Tally the lines that contain "unique" and report the total alone.

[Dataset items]
▬▬▬▬▬▬▬▬▬▬
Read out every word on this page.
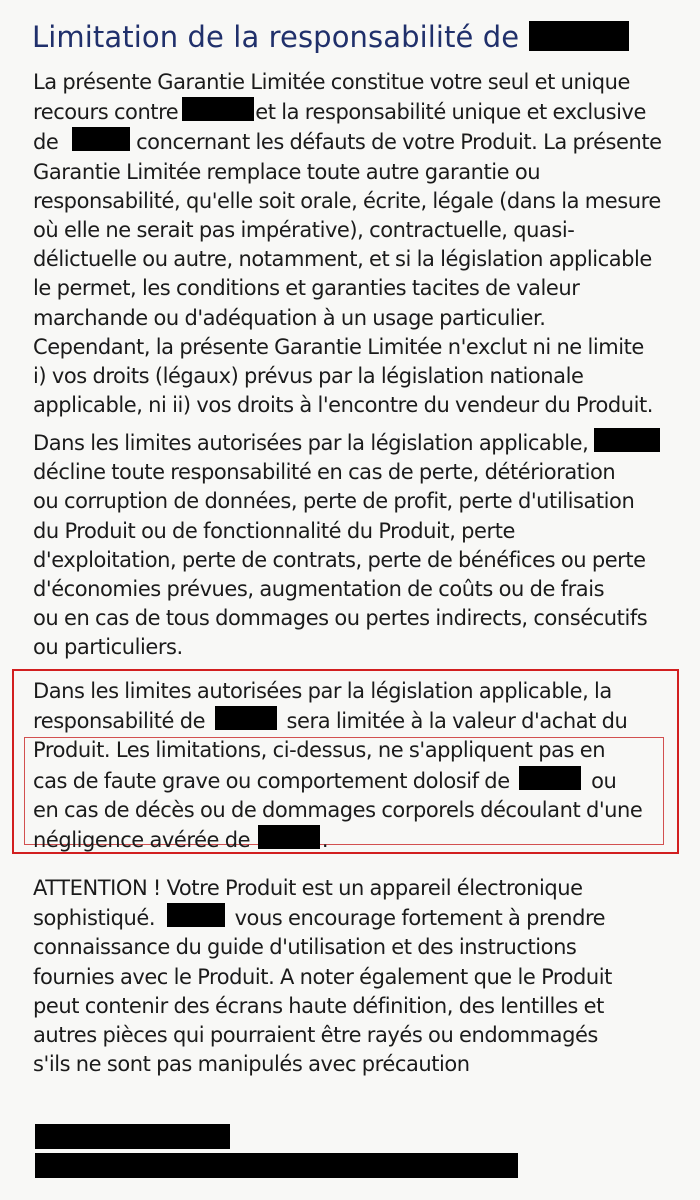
Limitation de la responsabilité de
La présente Garantie Limitée constitue votre seul et unique
recours contre	et la responsabilité unique et exclusive
de	concernant les défauts de votre Produit. La présente
Garantie Limitée remplace toute autre garantie ou
responsabilité, qu'elle soit orale, écrite, légale (dans la mesure
où elle ne serait pas impérative), contractuelle, quasi-
délictuelle ou autre, notamment, et si la législation applicable
le permet, les conditions et garanties tacites de valeur
marchande ou d'adéquation à un usage particulier.
Cependant, la présente Garantie Limitée n'exclut ni ne limite
i) vos droits (légaux) prévus par la législation nationale
applicable, ni ii) vos droits à l'encontre du vendeur du Produit.
Dans les limites autorisées par la législation applicable,
décline toute responsabilité en cas de perte, détérioration
ou corruption de données, perte de profit, perte d'utilisation
du Produit ou de fonctionnalité du Produit, perte
d'exploitation, perte de contrats, perte de bénéfices ou perte
d'économies prévues, augmentation de coûts ou de frais
ou en cas de tous dommages ou pertes indirects, consécutifs
ou particuliers.
Dans les limites autorisées par la législation applicable, la
responsabilité de	sera limitée à la valeur d'achat du
Produit. Les limitations, ci-dessus, ne s'appliquent pas en
cas de faute grave ou comportement dolosif de	ou
en cas de décès ou de dommages corporels découlant d'une
négligence avérée de	.
ATTENTION ! Votre Produit est un appareil électronique
sophistiqué.	vous encourage fortement à prendre
connaissance du guide d'utilisation et des instructions
fournies avec le Produit. A noter également que le Produit
peut contenir des écrans haute définition, des lentilles et
autres pièces qui pourraient être rayés ou endommagés
s'ils ne sont pas manipulés avec précaution
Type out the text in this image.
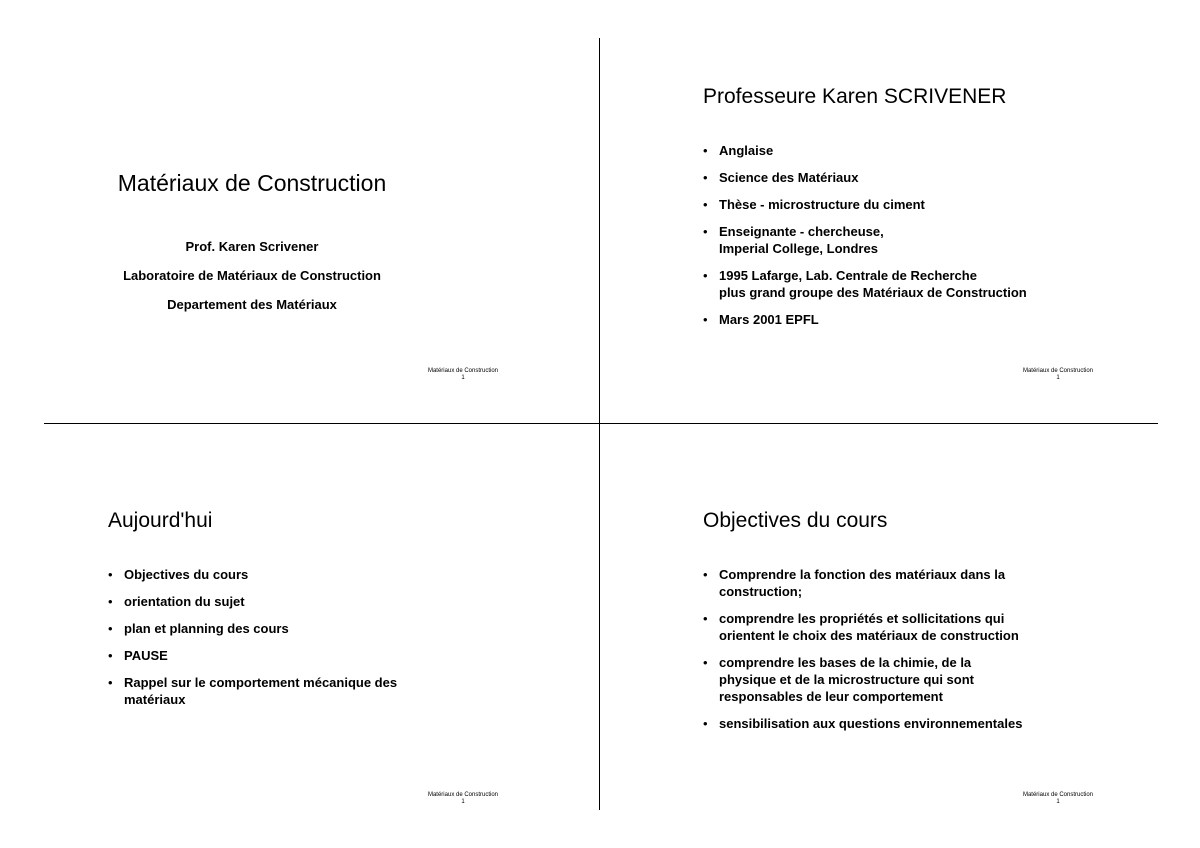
Matériaux de Construction
Prof. Karen Scrivener
Laboratoire de Matériaux de Construction
Departement des Matériaux
Matériaux de Construction
1
Professeure Karen SCRIVENER
• Anglaise
• Science des Matériaux
• Thèse - microstructure du ciment
• Enseignante - chercheuse,
Imperial College, Londres
• 1995 Lafarge, Lab. Centrale de Recherche
plus grand groupe des Matériaux de Construction
• Mars 2001 EPFL
Matériaux de Construction
1
Aujourd'hui
• Objectives du cours
• orientation du sujet
• plan et planning des cours
• PAUSE
• Rappel sur le comportement mécanique des
matériaux
Matériaux de Construction
1
Objectives du cours
• Comprendre la fonction des matériaux dans la
construction;
• comprendre les propriétés et sollicitations qui
orientent le choix des matériaux de construction
• comprendre les bases de la chimie, de la
physique et de la microstructure qui sont
responsables de leur comportement
• sensibilisation aux questions environnementales
Matériaux de Construction
1
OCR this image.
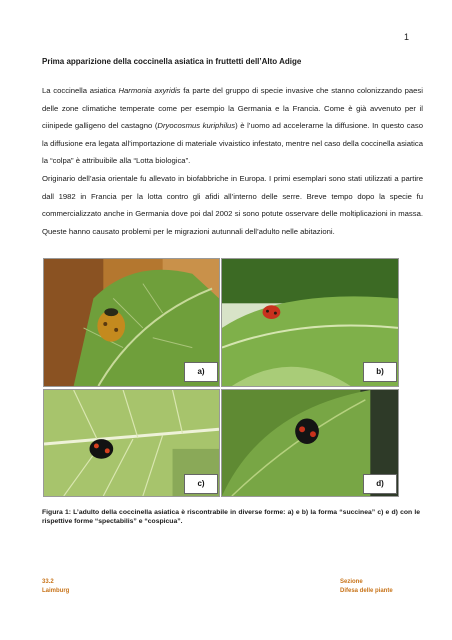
1
Prima apparizione della coccinella asiatica in fruttetti dell’Alto Adige

La coccinella asiatica Harmonia axyridis fa parte del gruppo di specie invasive che stanno colonizzando paesi delle zone climatiche temperate come per esempio la Germania e la Francia. Come è già avvenuto per il ciinipede galligeno del castagno (Dryocosmus kuriphilus) è l’uomo ad accelerarne la diffusione. In questo caso la diffusione era legata all’importazione di materiale vivaistico infestato, mentre nel caso della coccinella asiatica la “colpa” è attribuibile alla “Lotta biologica”.

Originario dell’asia orientale fu allevato in biofabbriche in Europa. I primi esemplari sono stati utilizzati a partire dall 1982 in Francia per la lotta contro gli afidi all’interno delle serre. Breve tempo dopo la specie fu commercializzato anche in Germania dove poi dal 2002 si sono potute osservare delle moltiplicazioni in massa. Queste hanno causato problemi per le migrazioni autunnali dell’adulto nelle abitazioni.

a)	b)
c)	d)

Figura 1: L’adulto della coccinella asiatica è riscontrabile in diverse forme: a) e b) la forma “succinea” c) e d) con le rispettive forme “spectabilis” e “cospicua”.

33.2
Laimburg
Sezione
Difesa delle piante
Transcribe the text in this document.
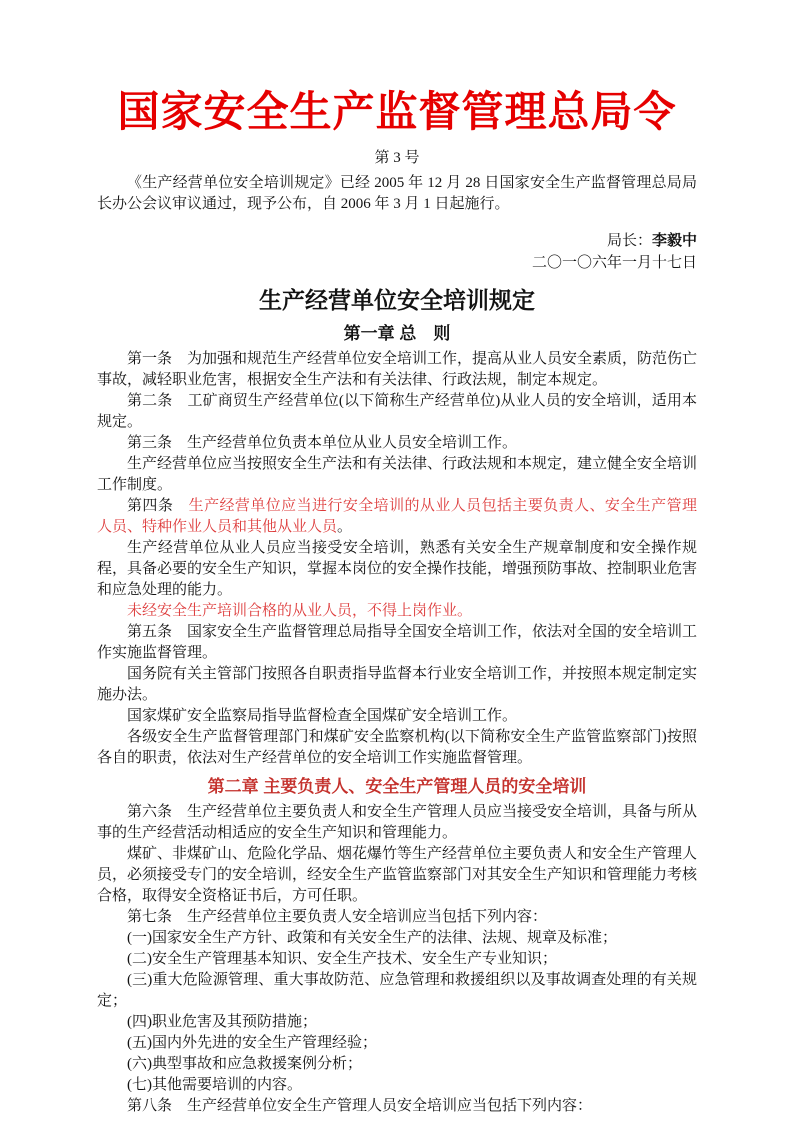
国家安全生产监督管理总局令
第 3 号

《生产经营单位安全培训规定》已经 2005 年 12 月 28 日国家安全生产监督管理总局局长办公会议审议通过，现予公布，自 2006 年 3 月 1 日起施行。

局长：李毅中
二〇一〇六年一月十七日
生产经营单位安全培训规定
第一章 总　则

第一条　为加强和规范生产经营单位安全培训工作，提高从业人员安全素质，防范伤亡事故，减轻职业危害，根据安全生产法和有关法律、行政法规，制定本规定。

第二条　工矿商贸生产经营单位(以下简称生产经营单位)从业人员的安全培训，适用本规定。

第三条　生产经营单位负责本单位从业人员安全培训工作。

生产经营单位应当按照安全生产法和有关法律、行政法规和本规定，建立健全安全培训工作制度。

第四条　生产经营单位应当进行安全培训的从业人员包括主要负责人、安全生产管理人员、特种作业人员和其他从业人员。

生产经营单位从业人员应当接受安全培训，熟悉有关安全生产规章制度和安全操作规程，具备必要的安全生产知识，掌握本岗位的安全操作技能，增强预防事故、控制职业危害和应急处理的能力。

未经安全生产培训合格的从业人员，不得上岗作业。

第五条　国家安全生产监督管理总局指导全国安全培训工作，依法对全国的安全培训工作实施监督管理。

国务院有关主管部门按照各自职责指导监督本行业安全培训工作，并按照本规定制定实施办法。

国家煤矿安全监察局指导监督检查全国煤矿安全培训工作。

各级安全生产监督管理部门和煤矿安全监察机构(以下简称安全生产监管监察部门)按照各自的职责，依法对生产经营单位的安全培训工作实施监督管理。

第二章 主要负责人、安全生产管理人员的安全培训

第六条　生产经营单位主要负责人和安全生产管理人员应当接受安全培训，具备与所从事的生产经营活动相适应的安全生产知识和管理能力。

煤矿、非煤矿山、危险化学品、烟花爆竹等生产经营单位主要负责人和安全生产管理人员，必须接受专门的安全培训，经安全生产监管监察部门对其安全生产知识和管理能力考核合格，取得安全资格证书后，方可任职。

第七条　生产经营单位主要负责人安全培训应当包括下列内容：

(一)国家安全生产方针、政策和有关安全生产的法律、法规、规章及标准；

(二)安全生产管理基本知识、安全生产技术、安全生产专业知识；

(三)重大危险源管理、重大事故防范、应急管理和救援组织以及事故调查处理的有关规定；

(四)职业危害及其预防措施；

(五)国内外先进的安全生产管理经验；

(六)典型事故和应急救援案例分析；

(七)其他需要培训的内容。

第八条　生产经营单位安全生产管理人员安全培训应当包括下列内容：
▬▬▬▬▬▬▬▬▬▬
## Exercise response
2